## Task description
Please copy all the lines that follow, word for word.

++++++

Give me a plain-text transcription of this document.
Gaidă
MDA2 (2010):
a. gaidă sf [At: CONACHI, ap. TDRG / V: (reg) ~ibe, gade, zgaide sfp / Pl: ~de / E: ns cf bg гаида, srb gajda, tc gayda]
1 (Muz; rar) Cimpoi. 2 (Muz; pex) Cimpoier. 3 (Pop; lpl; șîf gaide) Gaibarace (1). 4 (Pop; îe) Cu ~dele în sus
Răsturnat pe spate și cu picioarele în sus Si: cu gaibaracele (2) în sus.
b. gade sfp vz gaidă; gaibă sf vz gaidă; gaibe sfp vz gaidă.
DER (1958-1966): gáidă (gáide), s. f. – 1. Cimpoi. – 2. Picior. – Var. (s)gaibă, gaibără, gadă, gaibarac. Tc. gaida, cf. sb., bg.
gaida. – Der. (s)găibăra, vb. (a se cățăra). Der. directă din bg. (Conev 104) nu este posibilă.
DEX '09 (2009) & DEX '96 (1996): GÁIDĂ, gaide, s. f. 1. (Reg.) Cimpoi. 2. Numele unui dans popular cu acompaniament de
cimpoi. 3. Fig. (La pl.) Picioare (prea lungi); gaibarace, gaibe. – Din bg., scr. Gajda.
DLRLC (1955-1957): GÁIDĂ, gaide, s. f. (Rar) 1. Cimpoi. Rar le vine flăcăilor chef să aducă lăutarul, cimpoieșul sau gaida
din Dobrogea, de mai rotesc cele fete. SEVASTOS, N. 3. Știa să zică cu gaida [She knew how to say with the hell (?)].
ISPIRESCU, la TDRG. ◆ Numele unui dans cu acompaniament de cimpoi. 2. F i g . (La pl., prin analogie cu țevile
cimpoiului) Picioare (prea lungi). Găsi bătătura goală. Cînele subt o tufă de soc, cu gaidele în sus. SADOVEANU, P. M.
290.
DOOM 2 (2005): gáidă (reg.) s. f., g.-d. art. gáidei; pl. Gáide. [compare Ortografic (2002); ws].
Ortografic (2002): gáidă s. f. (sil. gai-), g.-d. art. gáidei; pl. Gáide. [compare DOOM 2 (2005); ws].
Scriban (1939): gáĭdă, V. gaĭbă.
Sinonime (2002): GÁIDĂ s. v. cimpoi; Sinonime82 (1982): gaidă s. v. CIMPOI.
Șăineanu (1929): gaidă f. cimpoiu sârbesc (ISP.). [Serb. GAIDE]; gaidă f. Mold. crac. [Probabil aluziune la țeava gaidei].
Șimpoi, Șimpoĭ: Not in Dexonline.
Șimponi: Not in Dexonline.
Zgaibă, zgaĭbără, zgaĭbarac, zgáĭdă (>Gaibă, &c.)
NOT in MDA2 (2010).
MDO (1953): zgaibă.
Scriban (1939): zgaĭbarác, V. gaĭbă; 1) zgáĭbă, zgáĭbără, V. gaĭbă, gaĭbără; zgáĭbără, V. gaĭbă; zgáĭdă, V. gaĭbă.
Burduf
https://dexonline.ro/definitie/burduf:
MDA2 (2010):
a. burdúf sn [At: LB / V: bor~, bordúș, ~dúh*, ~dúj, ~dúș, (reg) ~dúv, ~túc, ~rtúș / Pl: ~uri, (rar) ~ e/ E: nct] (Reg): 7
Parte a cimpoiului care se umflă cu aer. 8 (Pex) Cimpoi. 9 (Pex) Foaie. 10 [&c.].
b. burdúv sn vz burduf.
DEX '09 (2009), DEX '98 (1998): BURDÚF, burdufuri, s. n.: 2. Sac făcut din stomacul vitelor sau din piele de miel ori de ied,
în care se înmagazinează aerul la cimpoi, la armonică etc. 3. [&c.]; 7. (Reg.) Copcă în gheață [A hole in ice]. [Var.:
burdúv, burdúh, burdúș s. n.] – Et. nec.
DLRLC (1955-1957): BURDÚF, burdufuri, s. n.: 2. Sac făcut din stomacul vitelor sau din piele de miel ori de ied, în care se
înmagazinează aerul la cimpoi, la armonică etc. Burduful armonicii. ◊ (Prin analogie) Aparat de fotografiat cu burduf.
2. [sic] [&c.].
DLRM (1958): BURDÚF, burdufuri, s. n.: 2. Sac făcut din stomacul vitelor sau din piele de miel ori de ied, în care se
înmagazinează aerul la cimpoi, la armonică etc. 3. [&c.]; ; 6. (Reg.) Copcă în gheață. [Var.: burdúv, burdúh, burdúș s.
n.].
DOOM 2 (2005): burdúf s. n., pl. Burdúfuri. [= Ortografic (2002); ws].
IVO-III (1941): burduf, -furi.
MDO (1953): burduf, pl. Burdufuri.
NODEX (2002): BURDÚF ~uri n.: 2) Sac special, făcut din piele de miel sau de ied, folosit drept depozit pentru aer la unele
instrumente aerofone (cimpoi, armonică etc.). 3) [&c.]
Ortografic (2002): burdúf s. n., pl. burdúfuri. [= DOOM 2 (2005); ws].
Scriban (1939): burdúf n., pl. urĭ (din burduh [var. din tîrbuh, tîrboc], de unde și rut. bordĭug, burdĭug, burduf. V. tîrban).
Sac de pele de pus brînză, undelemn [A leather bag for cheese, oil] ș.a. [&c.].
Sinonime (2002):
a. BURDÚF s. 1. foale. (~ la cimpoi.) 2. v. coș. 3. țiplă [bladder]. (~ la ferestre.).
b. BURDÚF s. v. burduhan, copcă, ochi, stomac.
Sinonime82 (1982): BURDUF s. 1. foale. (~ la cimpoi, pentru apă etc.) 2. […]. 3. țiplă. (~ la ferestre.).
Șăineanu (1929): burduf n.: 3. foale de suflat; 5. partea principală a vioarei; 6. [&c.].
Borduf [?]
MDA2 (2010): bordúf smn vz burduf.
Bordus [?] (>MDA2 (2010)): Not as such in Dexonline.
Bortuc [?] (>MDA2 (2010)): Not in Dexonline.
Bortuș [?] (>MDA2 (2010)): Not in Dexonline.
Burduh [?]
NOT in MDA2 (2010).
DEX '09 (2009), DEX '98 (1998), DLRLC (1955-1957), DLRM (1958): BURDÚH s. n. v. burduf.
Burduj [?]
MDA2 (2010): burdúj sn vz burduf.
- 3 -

++++++

## Solved exercise
Give me a plain-text transcription of this document.
Gaidă
MDA2 (2010):
a. gaidă sf [At: CONACHI, ap. TDRG / V: (reg) ~ibe, gade, zgaide sfp / Pl: ~de / E: ns cf bg гаида, srb gajda, tc gayda]
1 (Muz; rar) Cimpoi. 2 (Muz; pex) Cimpoier. 3 (Pop; lpl; șîf gaide) Gaibarace (1). 4 (Pop; îe) Cu ~dele în sus
Răsturnat pe spate și cu picioarele în sus Si: cu gaibaracele (2) în sus.
b. gade sfp vz gaidă; gaibă sf vz gaidă; gaibe sfp vz gaidă.
DER (1958-1966): gáidă (gáide), s. f. – 1. Cimpoi. – 2. Picior. – Var. (s)gaibă, gaibără, gadă, gaibarac. Tc. gaida, cf. sb., bg.
gaida. – Der. (s)găibăra, vb. (a se cățăra). Der. directă din bg. (Conev 104) nu este posibilă.
DEX '09 (2009) & DEX '96 (1996): GÁIDĂ, gaide, s. f. 1. (Reg.) Cimpoi. 2. Numele unui dans popular cu acompaniament de
cimpoi. 3. Fig. (La pl.) Picioare (prea lungi); gaibarace, gaibe. – Din bg., scr. Gajda.
DLRLC (1955-1957): GÁIDĂ, gaide, s. f. (Rar) 1. Cimpoi. Rar le vine flăcăilor chef să aducă lăutarul, cimpoieșul sau gaida
din Dobrogea, de mai rotesc cele fete. SEVASTOS, N. 3. Știa să zică cu gaida [She knew how to say with the hell (?)].
ISPIRESCU, la TDRG. ◆ Numele unui dans cu acompaniament de cimpoi. 2. F i g . (La pl., prin analogie cu țevile
cimpoiului) Picioare (prea lungi). Găsi bătătura goală. Cînele subt o tufă de soc, cu gaidele în sus. SADOVEANU, P. M.
290.
DOOM 2 (2005): gáidă (reg.) s. f., g.-d. art. gáidei; pl. Gáide. [compare Ortografic (2002); ws].
Ortografic (2002): gáidă s. f. (sil. gai-), g.-d. art. gáidei; pl. Gáide. [compare DOOM 2 (2005); ws].
Scriban (1939): gáĭdă, V. gaĭbă.
Sinonime (2002): GÁIDĂ s. v. cimpoi; Sinonime82 (1982): gaidă s. v. CIMPOI.
Șăineanu (1929): gaidă f. cimpoiu sârbesc (ISP.). [Serb. GAIDE]; gaidă f. Mold. crac. [Probabil aluziune la țeava gaidei].
Șimpoi, Șimpoĭ: Not in Dexonline.
Șimponi: Not in Dexonline.
Zgaibă, zgaĭbără, zgaĭbarac, zgáĭdă (>Gaibă, &c.)
NOT in MDA2 (2010).
MDO (1953): zgaibă.
Scriban (1939): zgaĭbarác, V. gaĭbă; 1) zgáĭbă, zgáĭbără, V. gaĭbă, gaĭbără; zgáĭbără, V. gaĭbă; zgáĭdă, V. gaĭbă.
Burduf
https://dexonline.ro/definitie/burduf:
MDA2 (2010):
a. burdúf sn [At: LB / V: bor~, bordúș, ~dúh*, ~dúj, ~dúș, (reg) ~dúv, ~túc, ~rtúș / Pl: ~uri, (rar) ~ e/ E: nct] (Reg): 7
Parte a cimpoiului care se umflă cu aer. 8 (Pex) Cimpoi. 9 (Pex) Foaie. 10 [&c.].
b. burdúv sn vz burduf.
DEX '09 (2009), DEX '98 (1998): BURDÚF, burdufuri, s. n.: 2. Sac făcut din stomacul vitelor sau din piele de miel ori de ied,
în care se înmagazinează aerul la cimpoi, la armonică etc. 3. [&c.]; 7. (Reg.) Copcă în gheață [A hole in ice]. [Var.:
burdúv, burdúh, burdúș s. n.] – Et. nec.
DLRLC (1955-1957): BURDÚF, burdufuri, s. n.: 2. Sac făcut din stomacul vitelor sau din piele de miel ori de ied, în care se
înmagazinează aerul la cimpoi, la armonică etc. Burduful armonicii. ◊ (Prin analogie) Aparat de fotografiat cu burduf.
2. [sic] [&c.].
DLRM (1958): BURDÚF, burdufuri, s. n.: 2. Sac făcut din stomacul vitelor sau din piele de miel ori de ied, în care se
înmagazinează aerul la cimpoi, la armonică etc. 3. [&c.]; ; 6. (Reg.) Copcă în gheață. [Var.: burdúv, burdúh, burdúș s.
n.].
DOOM 2 (2005): burdúf s. n., pl. Burdúfuri. [= Ortografic (2002); ws].
IVO-III (1941): burduf, -furi.
MDO (1953): burduf, pl. Burdufuri.
NODEX (2002): BURDÚF ~uri n.: 2) Sac special, făcut din piele de miel sau de ied, folosit drept depozit pentru aer la unele
instrumente aerofone (cimpoi, armonică etc.). 3) [&c.]
Ortografic (2002): burdúf s. n., pl. burdúfuri. [= DOOM 2 (2005); ws].
Scriban (1939): burdúf n., pl. urĭ (din burduh [var. din tîrbuh, tîrboc], de unde și rut. bordĭug, burdĭug, burduf. V. tîrban).
Sac de pele de pus brînză, undelemn [A leather bag for cheese, oil] ș.a. [&c.].
Sinonime (2002):
a. BURDÚF s. 1. foale. (~ la cimpoi.) 2. v. coș. 3. țiplă [bladder]. (~ la ferestre.).
b. BURDÚF s. v. burduhan, copcă, ochi, stomac.
Sinonime82 (1982): BURDUF s. 1. foale. (~ la cimpoi, pentru apă etc.) 2. […]. 3. țiplă. (~ la ferestre.).
Șăineanu (1929): burduf n.: 3. foale de suflat; 5. partea principală a vioarei; 6. [&c.].
Borduf [?]
MDA2 (2010): bordúf smn vz burduf.
Bordus [?] (>MDA2 (2010)): Not as such in Dexonline.
Bortuc [?] (>MDA2 (2010)): Not in Dexonline.
Bortuș [?] (>MDA2 (2010)): Not in Dexonline.
Burduh [?]
NOT in MDA2 (2010).
DEX '09 (2009), DEX '98 (1998), DLRLC (1955-1957), DLRM (1958): BURDÚH s. n. v. burduf.
Burduj [?]
MDA2 (2010): burdúj sn vz burduf.
- 3 -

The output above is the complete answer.